- **Problem requirements**
Write the material out again exactly as it stands.

- **Rows**
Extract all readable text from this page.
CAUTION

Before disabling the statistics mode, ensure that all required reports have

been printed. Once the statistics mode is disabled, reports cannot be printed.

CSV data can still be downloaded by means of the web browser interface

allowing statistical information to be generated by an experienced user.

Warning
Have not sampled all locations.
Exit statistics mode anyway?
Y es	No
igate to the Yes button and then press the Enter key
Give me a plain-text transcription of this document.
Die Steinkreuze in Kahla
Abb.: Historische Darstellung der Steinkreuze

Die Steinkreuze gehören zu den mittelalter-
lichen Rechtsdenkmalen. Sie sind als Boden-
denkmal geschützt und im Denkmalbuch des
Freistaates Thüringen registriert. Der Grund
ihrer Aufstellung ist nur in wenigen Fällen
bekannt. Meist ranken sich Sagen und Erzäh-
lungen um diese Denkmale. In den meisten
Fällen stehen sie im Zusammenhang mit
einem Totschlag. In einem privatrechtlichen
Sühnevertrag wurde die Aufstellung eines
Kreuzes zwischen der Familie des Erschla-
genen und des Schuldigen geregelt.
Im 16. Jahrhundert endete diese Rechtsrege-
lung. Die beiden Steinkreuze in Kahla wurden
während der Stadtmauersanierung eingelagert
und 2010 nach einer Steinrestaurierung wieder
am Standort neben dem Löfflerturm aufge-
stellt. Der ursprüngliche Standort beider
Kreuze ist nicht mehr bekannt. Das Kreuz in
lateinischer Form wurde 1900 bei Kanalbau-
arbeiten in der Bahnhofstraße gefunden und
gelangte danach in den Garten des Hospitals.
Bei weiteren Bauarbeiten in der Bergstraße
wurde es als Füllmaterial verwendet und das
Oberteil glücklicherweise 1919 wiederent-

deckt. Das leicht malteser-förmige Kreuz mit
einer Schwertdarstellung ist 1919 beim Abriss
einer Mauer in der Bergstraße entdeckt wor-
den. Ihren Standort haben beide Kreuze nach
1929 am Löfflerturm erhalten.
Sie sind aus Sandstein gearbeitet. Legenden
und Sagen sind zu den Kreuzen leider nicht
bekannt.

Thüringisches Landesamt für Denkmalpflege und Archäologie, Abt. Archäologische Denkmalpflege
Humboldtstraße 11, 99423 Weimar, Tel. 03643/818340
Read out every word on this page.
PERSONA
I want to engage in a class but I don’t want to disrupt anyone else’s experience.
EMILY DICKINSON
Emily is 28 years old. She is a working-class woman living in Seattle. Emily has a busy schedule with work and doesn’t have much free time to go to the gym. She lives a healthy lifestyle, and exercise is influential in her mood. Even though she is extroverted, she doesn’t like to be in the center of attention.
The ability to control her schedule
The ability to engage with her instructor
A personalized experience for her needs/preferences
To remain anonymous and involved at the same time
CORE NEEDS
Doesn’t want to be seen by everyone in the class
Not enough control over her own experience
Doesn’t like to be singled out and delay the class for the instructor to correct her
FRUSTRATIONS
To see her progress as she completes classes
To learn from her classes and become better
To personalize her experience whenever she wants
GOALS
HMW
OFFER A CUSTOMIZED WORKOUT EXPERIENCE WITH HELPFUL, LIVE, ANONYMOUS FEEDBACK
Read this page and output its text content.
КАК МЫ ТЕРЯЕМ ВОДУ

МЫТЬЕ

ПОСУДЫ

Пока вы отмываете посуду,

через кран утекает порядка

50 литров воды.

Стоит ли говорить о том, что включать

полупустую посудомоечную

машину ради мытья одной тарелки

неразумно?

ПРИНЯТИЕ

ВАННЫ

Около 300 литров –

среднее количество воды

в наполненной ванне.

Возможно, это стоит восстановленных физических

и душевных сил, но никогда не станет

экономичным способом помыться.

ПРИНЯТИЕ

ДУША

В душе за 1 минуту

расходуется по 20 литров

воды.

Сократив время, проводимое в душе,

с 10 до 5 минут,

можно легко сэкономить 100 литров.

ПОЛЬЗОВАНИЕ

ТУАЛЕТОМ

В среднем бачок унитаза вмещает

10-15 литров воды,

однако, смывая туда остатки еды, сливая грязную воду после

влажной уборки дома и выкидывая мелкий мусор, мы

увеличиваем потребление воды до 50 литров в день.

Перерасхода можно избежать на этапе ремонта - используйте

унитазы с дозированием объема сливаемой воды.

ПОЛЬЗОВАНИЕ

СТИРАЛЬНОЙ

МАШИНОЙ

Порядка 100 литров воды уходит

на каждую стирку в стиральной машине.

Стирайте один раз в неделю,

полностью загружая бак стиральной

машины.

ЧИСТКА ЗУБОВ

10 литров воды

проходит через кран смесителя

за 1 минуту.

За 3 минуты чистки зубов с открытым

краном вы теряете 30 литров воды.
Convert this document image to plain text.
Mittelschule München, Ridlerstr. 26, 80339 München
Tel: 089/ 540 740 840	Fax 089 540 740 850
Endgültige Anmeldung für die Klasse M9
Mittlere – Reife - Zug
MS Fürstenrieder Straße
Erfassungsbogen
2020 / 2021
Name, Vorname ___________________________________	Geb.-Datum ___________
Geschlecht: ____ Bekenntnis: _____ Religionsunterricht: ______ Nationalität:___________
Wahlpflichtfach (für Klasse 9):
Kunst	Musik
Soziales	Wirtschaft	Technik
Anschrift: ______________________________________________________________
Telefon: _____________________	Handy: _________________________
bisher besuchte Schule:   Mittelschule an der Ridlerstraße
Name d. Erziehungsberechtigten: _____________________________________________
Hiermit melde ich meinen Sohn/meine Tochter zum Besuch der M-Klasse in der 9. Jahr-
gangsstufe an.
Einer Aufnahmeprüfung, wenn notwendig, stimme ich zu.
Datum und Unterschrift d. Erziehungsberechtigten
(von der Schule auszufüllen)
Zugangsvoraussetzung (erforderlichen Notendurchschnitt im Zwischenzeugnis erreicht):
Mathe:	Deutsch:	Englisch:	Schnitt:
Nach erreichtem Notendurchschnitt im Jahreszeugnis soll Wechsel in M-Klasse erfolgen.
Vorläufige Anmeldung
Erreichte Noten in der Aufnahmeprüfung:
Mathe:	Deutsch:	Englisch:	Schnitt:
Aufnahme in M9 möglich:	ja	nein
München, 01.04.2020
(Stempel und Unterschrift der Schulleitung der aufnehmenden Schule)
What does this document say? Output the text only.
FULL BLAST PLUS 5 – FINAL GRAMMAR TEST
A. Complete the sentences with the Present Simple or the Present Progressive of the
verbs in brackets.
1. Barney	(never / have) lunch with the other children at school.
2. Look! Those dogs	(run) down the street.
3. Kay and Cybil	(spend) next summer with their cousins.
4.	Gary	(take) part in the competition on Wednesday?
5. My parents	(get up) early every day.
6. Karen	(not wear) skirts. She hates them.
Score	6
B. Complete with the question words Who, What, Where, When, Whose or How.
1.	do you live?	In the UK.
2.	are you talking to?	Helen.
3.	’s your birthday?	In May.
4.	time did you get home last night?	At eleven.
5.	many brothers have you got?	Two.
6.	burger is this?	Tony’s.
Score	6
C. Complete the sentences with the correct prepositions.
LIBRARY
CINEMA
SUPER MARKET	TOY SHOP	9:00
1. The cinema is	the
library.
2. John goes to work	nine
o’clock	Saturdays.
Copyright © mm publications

- **Output for this exercise**
Extract all readable text from this page.
CAUTION

Before disabling the statistics mode, ensure that all required reports have

been printed. Once the statistics mode is disabled, reports cannot be printed.

CSV data can still be downloaded by means of the web browser interface

allowing statistical information to be generated by an experienced user.

Warning
Have not sampled all locations.
Exit statistics mode anyway?
Y es	No
igate to the Yes button and then press the Enter key
Give me a plain-text transcription of this document.
Die Steinkreuze in Kahla
Abb.: Historische Darstellung der Steinkreuze

Die Steinkreuze gehören zu den mittelalter-
lichen Rechtsdenkmalen. Sie sind als Boden-
denkmal geschützt und im Denkmalbuch des
Freistaates Thüringen registriert. Der Grund
ihrer Aufstellung ist nur in wenigen Fällen
bekannt. Meist ranken sich Sagen und Erzäh-
lungen um diese Denkmale. In den meisten
Fällen stehen sie im Zusammenhang mit
einem Totschlag. In einem privatrechtlichen
Sühnevertrag wurde die Aufstellung eines
Kreuzes zwischen der Familie des Erschla-
genen und des Schuldigen geregelt.
Im 16. Jahrhundert endete diese Rechtsrege-
lung. Die beiden Steinkreuze in Kahla wurden
während der Stadtmauersanierung eingelagert
und 2010 nach einer Steinrestaurierung wieder
am Standort neben dem Löfflerturm aufge-
stellt. Der ursprüngliche Standort beider
Kreuze ist nicht mehr bekannt. Das Kreuz in
lateinischer Form wurde 1900 bei Kanalbau-
arbeiten in der Bahnhofstraße gefunden und
gelangte danach in den Garten des Hospitals.
Bei weiteren Bauarbeiten in der Bergstraße
wurde es als Füllmaterial verwendet und das
Oberteil glücklicherweise 1919 wiederent-

deckt. Das leicht malteser-förmige Kreuz mit
einer Schwertdarstellung ist 1919 beim Abriss
einer Mauer in der Bergstraße entdeckt wor-
den. Ihren Standort haben beide Kreuze nach
1929 am Löfflerturm erhalten.
Sie sind aus Sandstein gearbeitet. Legenden
und Sagen sind zu den Kreuzen leider nicht
bekannt.

Thüringisches Landesamt für Denkmalpflege und Archäologie, Abt. Archäologische Denkmalpflege
Humboldtstraße 11, 99423 Weimar, Tel. 03643/818340
Read out every word on this page.
PERSONA
I want to engage in a class but I don’t want to disrupt anyone else’s experience.
EMILY DICKINSON
Emily is 28 years old. She is a working-class woman living in Seattle. Emily has a busy schedule with work and doesn’t have much free time to go to the gym. She lives a healthy lifestyle, and exercise is influential in her mood. Even though she is extroverted, she doesn’t like to be in the center of attention.
The ability to control her schedule
The ability to engage with her instructor
A personalized experience for her needs/preferences
To remain anonymous and involved at the same time
CORE NEEDS
Doesn’t want to be seen by everyone in the class
Not enough control over her own experience
Doesn’t like to be singled out and delay the class for the instructor to correct her
FRUSTRATIONS
To see her progress as she completes classes
To learn from her classes and become better
To personalize her experience whenever she wants
GOALS
HMW
OFFER A CUSTOMIZED WORKOUT EXPERIENCE WITH HELPFUL, LIVE, ANONYMOUS FEEDBACK
Read this page and output its text content.
КАК МЫ ТЕРЯЕМ ВОДУ

МЫТЬЕ

ПОСУДЫ

Пока вы отмываете посуду,

через кран утекает порядка

50 литров воды.

Стоит ли говорить о том, что включать

полупустую посудомоечную

машину ради мытья одной тарелки

неразумно?

ПРИНЯТИЕ

ВАННЫ

Около 300 литров –

среднее количество воды

в наполненной ванне.

Возможно, это стоит восстановленных физических

и душевных сил, но никогда не станет

экономичным способом помыться.

ПРИНЯТИЕ

ДУША

В душе за 1 минуту

расходуется по 20 литров

воды.

Сократив время, проводимое в душе,

с 10 до 5 минут,

можно легко сэкономить 100 литров.

ПОЛЬЗОВАНИЕ

ТУАЛЕТОМ

В среднем бачок унитаза вмещает

10-15 литров воды,

однако, смывая туда остатки еды, сливая грязную воду после

влажной уборки дома и выкидывая мелкий мусор, мы

увеличиваем потребление воды до 50 литров в день.

Перерасхода можно избежать на этапе ремонта - используйте

унитазы с дозированием объема сливаемой воды.

ПОЛЬЗОВАНИЕ

СТИРАЛЬНОЙ

МАШИНОЙ

Порядка 100 литров воды уходит

на каждую стирку в стиральной машине.

Стирайте один раз в неделю,

полностью загружая бак стиральной

машины.

ЧИСТКА ЗУБОВ

10 литров воды

проходит через кран смесителя

за 1 минуту.

За 3 минуты чистки зубов с открытым

краном вы теряете 30 литров воды.
Convert this document image to plain text.
Mittelschule München, Ridlerstr. 26, 80339 München
Tel: 089/ 540 740 840	Fax 089 540 740 850
Endgültige Anmeldung für die Klasse M9
Mittlere – Reife - Zug
MS Fürstenrieder Straße
Erfassungsbogen
2020 / 2021
Name, Vorname ___________________________________	Geb.-Datum ___________
Geschlecht: ____ Bekenntnis: _____ Religionsunterricht: ______ Nationalität:___________
Wahlpflichtfach (für Klasse 9):
Kunst	Musik
Soziales	Wirtschaft	Technik
Anschrift: ______________________________________________________________
Telefon: _____________________	Handy: _________________________
bisher besuchte Schule:   Mittelschule an der Ridlerstraße
Name d. Erziehungsberechtigten: _____________________________________________
Hiermit melde ich meinen Sohn/meine Tochter zum Besuch der M-Klasse in der 9. Jahr-
gangsstufe an.
Einer Aufnahmeprüfung, wenn notwendig, stimme ich zu.
Datum und Unterschrift d. Erziehungsberechtigten
(von der Schule auszufüllen)
Zugangsvoraussetzung (erforderlichen Notendurchschnitt im Zwischenzeugnis erreicht):
Mathe:	Deutsch:	Englisch:	Schnitt:
Nach erreichtem Notendurchschnitt im Jahreszeugnis soll Wechsel in M-Klasse erfolgen.
Vorläufige Anmeldung
Erreichte Noten in der Aufnahmeprüfung:
Mathe:	Deutsch:	Englisch:	Schnitt:
Aufnahme in M9 möglich:	ja	nein
München, 01.04.2020
(Stempel und Unterschrift der Schulleitung der aufnehmenden Schule)
What does this document say? Output the text only.
FULL BLAST PLUS 5 – FINAL GRAMMAR TEST
A. Complete the sentences with the Present Simple or the Present Progressive of the
verbs in brackets.
1. Barney	(never / have) lunch with the other children at school.
2. Look! Those dogs	(run) down the street.
3. Kay and Cybil	(spend) next summer with their cousins.
4.	Gary	(take) part in the competition on Wednesday?
5. My parents	(get up) early every day.
6. Karen	(not wear) skirts. She hates them.
Score	6
B. Complete with the question words Who, What, Where, When, Whose or How.
1.	do you live?	In the UK.
2.	are you talking to?	Helen.
3.	’s your birthday?	In May.
4.	time did you get home last night?	At eleven.
5.	many brothers have you got?	Two.
6.	burger is this?	Tony’s.
Score	6
C. Complete the sentences with the correct prepositions.
LIBRARY
CINEMA
SUPER MARKET	TOY SHOP	9:00
1. The cinema is	the
library.
2. John goes to work	nine
o’clock	Saturdays.
Copyright © mm publications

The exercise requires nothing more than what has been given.